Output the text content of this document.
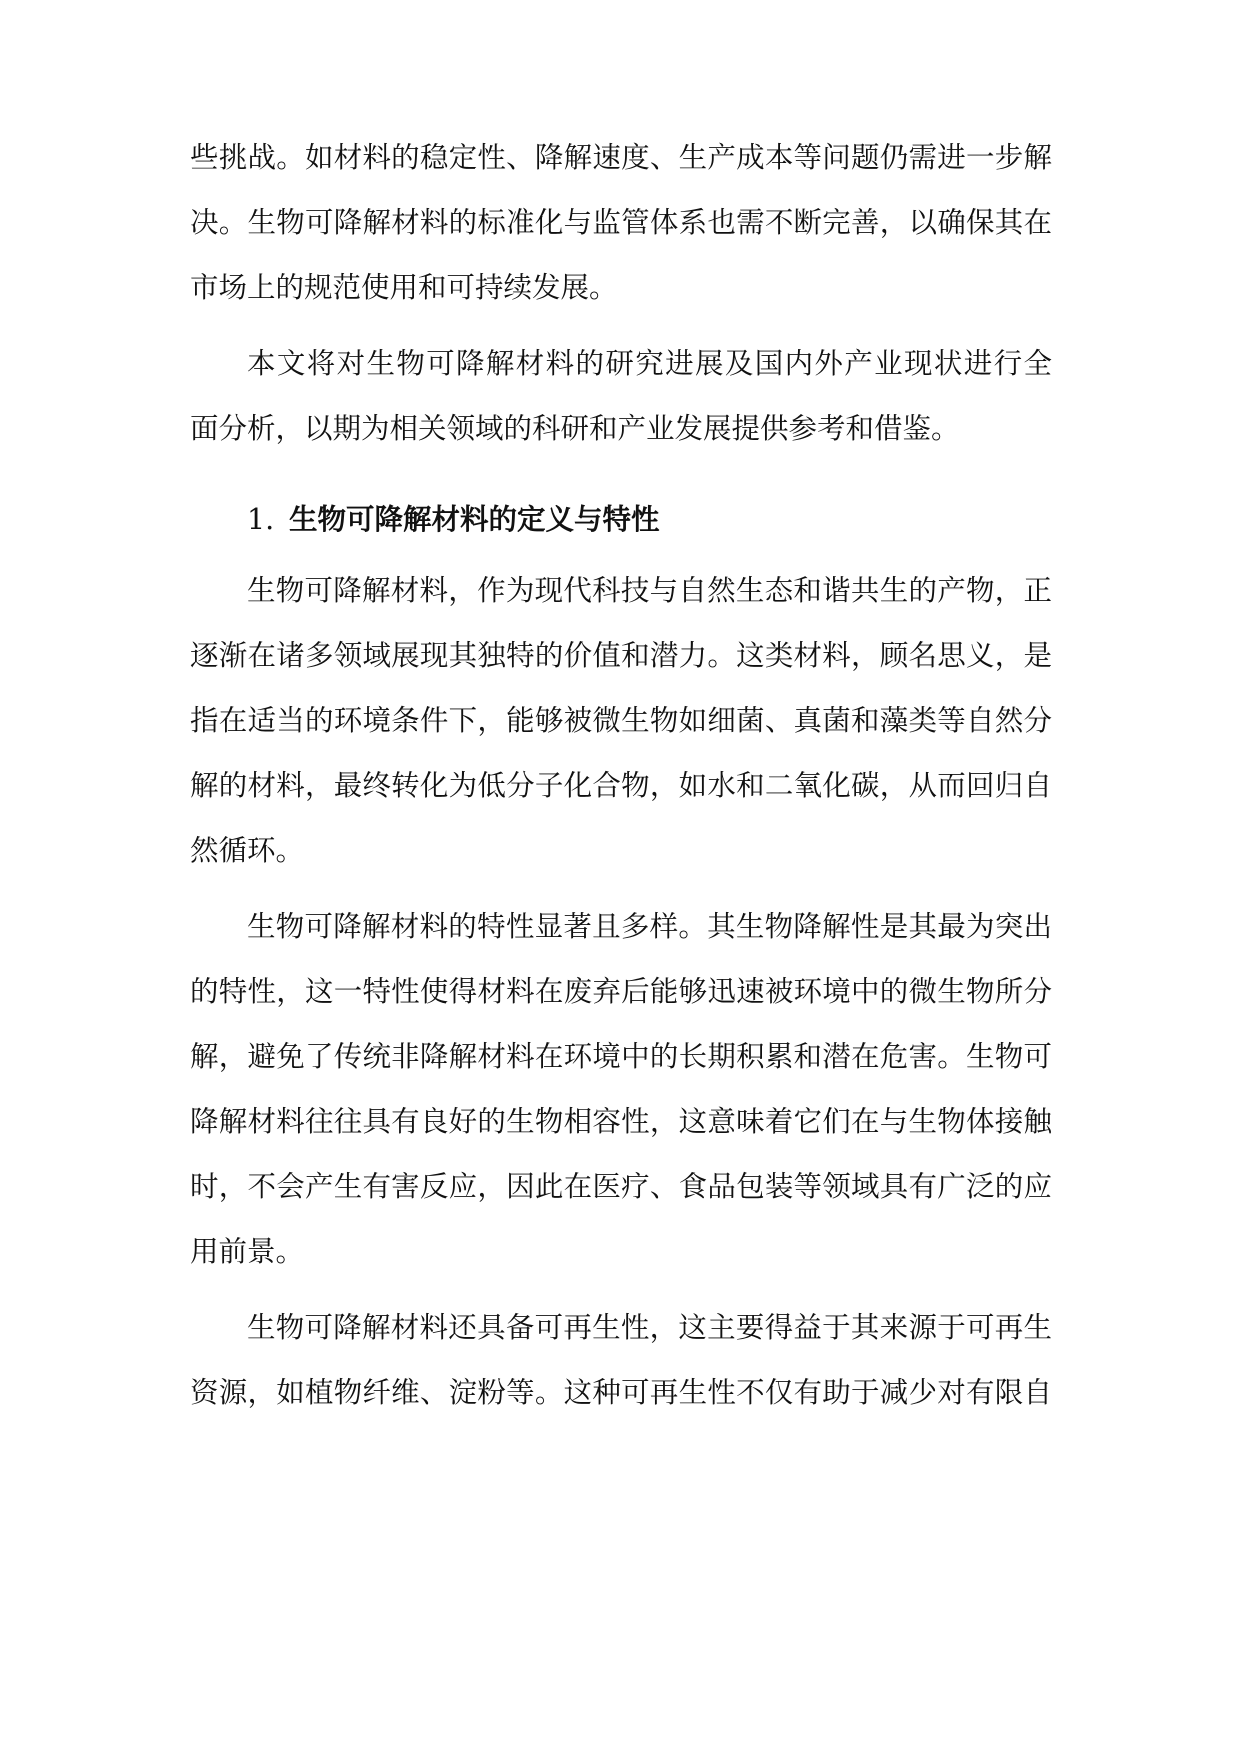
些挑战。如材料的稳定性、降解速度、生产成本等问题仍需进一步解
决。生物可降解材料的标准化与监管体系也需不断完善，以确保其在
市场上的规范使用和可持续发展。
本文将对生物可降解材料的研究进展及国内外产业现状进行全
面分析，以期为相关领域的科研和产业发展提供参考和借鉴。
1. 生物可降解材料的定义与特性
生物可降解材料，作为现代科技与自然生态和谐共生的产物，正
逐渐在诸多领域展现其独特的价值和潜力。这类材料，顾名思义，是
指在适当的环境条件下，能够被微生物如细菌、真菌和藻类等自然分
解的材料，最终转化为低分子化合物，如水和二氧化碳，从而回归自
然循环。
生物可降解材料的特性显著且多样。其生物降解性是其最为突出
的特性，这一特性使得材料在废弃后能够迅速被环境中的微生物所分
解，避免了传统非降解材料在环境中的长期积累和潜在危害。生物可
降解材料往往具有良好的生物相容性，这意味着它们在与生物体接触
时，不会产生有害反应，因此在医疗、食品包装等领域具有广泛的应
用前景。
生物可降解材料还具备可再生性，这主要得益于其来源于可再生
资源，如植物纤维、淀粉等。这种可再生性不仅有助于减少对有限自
================
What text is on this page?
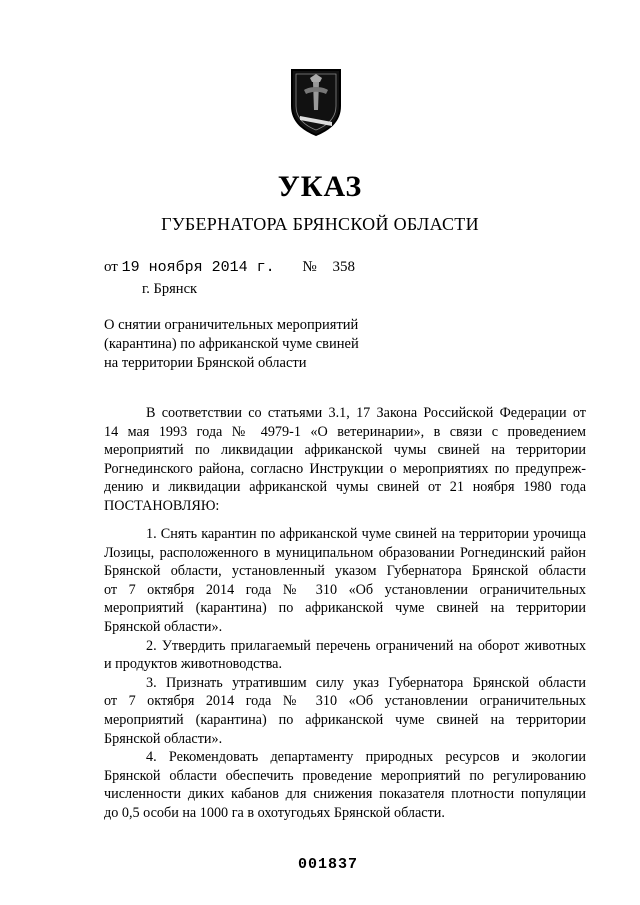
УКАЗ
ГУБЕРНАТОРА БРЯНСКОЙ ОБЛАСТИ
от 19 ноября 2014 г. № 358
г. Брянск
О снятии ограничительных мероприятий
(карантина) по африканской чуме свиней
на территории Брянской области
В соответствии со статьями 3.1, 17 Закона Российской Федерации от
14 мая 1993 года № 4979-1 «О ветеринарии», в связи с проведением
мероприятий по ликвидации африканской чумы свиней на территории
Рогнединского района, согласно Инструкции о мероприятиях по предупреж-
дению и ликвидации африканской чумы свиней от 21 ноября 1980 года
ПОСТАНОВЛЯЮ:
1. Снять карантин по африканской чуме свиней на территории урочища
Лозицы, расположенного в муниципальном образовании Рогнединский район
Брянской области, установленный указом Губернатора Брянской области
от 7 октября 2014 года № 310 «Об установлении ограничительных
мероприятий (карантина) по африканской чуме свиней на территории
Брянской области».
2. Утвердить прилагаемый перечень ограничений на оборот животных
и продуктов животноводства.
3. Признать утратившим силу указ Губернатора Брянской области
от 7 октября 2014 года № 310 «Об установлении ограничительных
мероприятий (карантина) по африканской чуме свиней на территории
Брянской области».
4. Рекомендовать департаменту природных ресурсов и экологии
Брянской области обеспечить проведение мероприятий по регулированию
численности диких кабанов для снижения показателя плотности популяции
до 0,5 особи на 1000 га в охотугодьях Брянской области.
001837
================
» **To do**:
Search the data for "территории" and list every line in which it occurs.

» **Answer below**:
на территории Брянской области
мероприятий по ликвидации африканской чумы свиней на территории
1. Снять карантин по африканской чуме свиней на территории урочища
мероприятий (карантина) по африканской чуме свиней на территории
мероприятий (карантина) по африканской чуме свиней на территории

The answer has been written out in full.